*Document segment:*

++++++++

Preservation of online information presents a very difficult problem in general.
Federal government websites are especially vulnerable at the end of a presidential term. The End of Term Web Archive has preserved a snapshot of them since 2008.
I have seen web posts that speak of a frantic effort to preserve government information. They attribute it to fear of the incoming Trump administration.
Don’t believe such mindless hysteria.
Regardless of who won the election, the End of Term Web Archive team would be hard at work. Even when a President is reelected, turnover in the cabinet and at other agencies can be high. The new team often takes down the old sites to make room for its own.
If a government document exists in print, some archive preserves it. The National Archives or a presidential library preserve a lot. Government information that exists only on the web easily disappears without a trace. Just like any other web-based information.
Who has responsibility for archiving the government’s web presence? No one. Some sites have a mandated custodian. Many do not. Of all the PDFs on .gov websites in 2008, 83% disappeared by 2012..
The first End of Term Web Archive
The idea of an EOT archive came out of the 2008 meeting of The International Internet Preservation Consortium (IIPC).
The National Archives had crawled .gov sites in 2004 and decided not to repeat the effort. Several American institutions belong to the IIPC, including:
- Library of Congress,
- Internet Archive,
- California Digital Library,
- University of North Texas
- Government Publishing Office
And so these and other American attendees discussed the problem. They realized that they already collected government material for their own organizations. Pooling their efforts in a large-scale collaboration appeared as the obvious solution.

++++++++

*Recorded information:*
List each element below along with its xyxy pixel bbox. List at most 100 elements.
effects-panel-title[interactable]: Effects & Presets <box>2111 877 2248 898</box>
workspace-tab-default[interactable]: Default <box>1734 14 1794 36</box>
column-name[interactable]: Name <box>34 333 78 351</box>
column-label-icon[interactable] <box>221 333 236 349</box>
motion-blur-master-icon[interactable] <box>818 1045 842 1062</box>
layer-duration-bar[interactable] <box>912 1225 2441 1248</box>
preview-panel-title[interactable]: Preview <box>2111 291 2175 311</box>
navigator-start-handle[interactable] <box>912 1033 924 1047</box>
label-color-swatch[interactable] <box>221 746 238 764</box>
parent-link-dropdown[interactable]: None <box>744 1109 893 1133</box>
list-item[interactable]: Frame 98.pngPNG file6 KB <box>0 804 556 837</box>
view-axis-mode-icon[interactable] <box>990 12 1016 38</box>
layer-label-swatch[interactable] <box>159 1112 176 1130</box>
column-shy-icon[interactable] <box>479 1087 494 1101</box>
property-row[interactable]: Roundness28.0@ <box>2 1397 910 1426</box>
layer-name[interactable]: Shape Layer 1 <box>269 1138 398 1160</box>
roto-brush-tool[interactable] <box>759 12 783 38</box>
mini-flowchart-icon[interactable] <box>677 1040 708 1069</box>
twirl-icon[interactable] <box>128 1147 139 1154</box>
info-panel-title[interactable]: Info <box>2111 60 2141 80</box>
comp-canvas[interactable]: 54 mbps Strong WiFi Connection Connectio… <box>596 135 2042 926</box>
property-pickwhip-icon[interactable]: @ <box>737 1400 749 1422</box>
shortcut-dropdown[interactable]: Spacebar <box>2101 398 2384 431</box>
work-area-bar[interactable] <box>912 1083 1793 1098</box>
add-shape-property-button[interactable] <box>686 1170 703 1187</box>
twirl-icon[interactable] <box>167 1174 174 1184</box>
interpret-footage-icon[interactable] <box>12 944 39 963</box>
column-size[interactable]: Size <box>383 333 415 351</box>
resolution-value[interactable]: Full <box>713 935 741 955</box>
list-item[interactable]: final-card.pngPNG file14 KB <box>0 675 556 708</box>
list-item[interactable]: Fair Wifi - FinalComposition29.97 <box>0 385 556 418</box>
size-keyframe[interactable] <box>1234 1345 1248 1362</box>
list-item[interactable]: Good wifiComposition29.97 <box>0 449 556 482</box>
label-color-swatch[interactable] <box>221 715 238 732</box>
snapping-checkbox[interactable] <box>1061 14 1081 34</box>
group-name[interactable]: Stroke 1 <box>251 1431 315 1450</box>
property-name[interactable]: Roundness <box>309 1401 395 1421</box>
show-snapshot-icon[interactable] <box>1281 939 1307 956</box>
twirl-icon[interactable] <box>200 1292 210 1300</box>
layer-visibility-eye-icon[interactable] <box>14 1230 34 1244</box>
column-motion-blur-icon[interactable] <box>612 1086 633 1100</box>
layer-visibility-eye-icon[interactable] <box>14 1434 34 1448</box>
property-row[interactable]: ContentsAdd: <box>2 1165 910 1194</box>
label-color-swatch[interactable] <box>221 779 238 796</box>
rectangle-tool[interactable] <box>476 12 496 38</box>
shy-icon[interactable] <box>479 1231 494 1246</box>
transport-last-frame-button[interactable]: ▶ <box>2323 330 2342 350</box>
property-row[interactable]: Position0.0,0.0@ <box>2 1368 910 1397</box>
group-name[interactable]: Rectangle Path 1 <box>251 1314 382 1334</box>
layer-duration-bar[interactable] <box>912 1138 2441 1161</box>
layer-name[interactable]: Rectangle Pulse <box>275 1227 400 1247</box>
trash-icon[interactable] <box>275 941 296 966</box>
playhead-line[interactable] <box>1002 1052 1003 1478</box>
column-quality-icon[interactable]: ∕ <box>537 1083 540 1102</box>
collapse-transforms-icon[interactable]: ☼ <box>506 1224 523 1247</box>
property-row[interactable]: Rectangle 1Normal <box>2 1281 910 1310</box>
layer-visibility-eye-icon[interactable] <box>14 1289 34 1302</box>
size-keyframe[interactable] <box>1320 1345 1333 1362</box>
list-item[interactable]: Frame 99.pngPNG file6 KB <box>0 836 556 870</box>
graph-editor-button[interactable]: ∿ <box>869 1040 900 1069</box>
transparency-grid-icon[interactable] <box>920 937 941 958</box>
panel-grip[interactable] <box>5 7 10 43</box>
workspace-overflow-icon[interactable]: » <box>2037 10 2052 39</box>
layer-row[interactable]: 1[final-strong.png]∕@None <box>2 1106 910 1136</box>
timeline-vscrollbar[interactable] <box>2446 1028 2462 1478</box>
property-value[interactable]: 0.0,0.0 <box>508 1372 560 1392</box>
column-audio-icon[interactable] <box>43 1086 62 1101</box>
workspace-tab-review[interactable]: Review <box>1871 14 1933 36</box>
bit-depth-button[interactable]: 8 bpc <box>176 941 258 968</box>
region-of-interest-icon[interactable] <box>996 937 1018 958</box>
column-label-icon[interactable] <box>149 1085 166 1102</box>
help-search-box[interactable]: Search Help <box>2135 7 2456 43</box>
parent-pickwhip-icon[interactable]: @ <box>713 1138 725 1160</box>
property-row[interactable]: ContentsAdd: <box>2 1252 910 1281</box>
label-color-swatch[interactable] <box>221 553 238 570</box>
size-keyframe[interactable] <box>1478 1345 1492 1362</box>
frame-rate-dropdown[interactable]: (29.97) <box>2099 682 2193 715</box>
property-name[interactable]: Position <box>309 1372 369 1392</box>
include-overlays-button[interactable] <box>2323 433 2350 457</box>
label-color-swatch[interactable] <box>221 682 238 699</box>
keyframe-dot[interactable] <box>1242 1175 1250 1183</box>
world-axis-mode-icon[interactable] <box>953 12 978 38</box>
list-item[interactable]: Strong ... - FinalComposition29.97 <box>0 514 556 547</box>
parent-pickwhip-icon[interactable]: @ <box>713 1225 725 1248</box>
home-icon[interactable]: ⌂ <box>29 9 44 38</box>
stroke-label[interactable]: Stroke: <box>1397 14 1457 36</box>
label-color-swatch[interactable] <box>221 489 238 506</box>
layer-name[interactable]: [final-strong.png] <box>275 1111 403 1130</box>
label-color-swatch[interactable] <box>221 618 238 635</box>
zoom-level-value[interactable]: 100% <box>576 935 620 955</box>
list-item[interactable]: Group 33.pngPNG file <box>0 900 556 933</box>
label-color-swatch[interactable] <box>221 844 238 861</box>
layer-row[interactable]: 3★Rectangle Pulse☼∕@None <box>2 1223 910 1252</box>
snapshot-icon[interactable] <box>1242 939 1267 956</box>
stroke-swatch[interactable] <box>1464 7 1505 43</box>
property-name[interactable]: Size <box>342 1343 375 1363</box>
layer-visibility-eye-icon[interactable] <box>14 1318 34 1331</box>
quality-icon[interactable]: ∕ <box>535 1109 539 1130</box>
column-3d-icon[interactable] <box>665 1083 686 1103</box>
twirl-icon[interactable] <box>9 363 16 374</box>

++++++++

*Requirements:* Continue the text on the End of Term Web Archive after its final sentence. The material comes from a source unrelated to the text.

*Expected answer:*
The George W. Bush administration was coming to an end. A new administration would take over regardless of how the election turned out. How would government websites change in the transition?
The new archive’s first task was to document the answer to that question. A press release that announced the initiative estimated the lifespan of a government website as 44 days.
The partner organizations asked librarians and other information specialists for help. Volunteers would elect and prioritize which sites to include. They began to crawl government websites in August 2008 and collected URLs in December.
They collected the same URLs after the inauguration in January 2009, and again in the spring and fall of that year. In all they gathered some 15.9 terabytes of data that documents how the sites changed.
Second and third End of Term Web Archives
As the Obama Administration comes to an end, the Trump Administration prepares to take office. the Internet Archive and its partners are harvesting webpages from more than 6,000 .gov and .mil domains and more than 200,000 hosts.
These pages comprise material from all three branches of the federal government and regulatory agencies. The partnership is also collecting social media feeds from about 10,000 official federal accounts.
The EOT Web Archive process
The Internet Archive hosts a searchable and browsable public access copy. The Library of Congress keeps a preservation copy. The University of North Texas also holds a copy for data analysis.
A project that occurs once in four years can’t possibly preserve all electronic data from the federal government. But it permanently documents the inevitable changes after every presidential election.
Government website harvest enlists librarians, educations, students / Lisa Peel, Library Journal. December 13, 2016.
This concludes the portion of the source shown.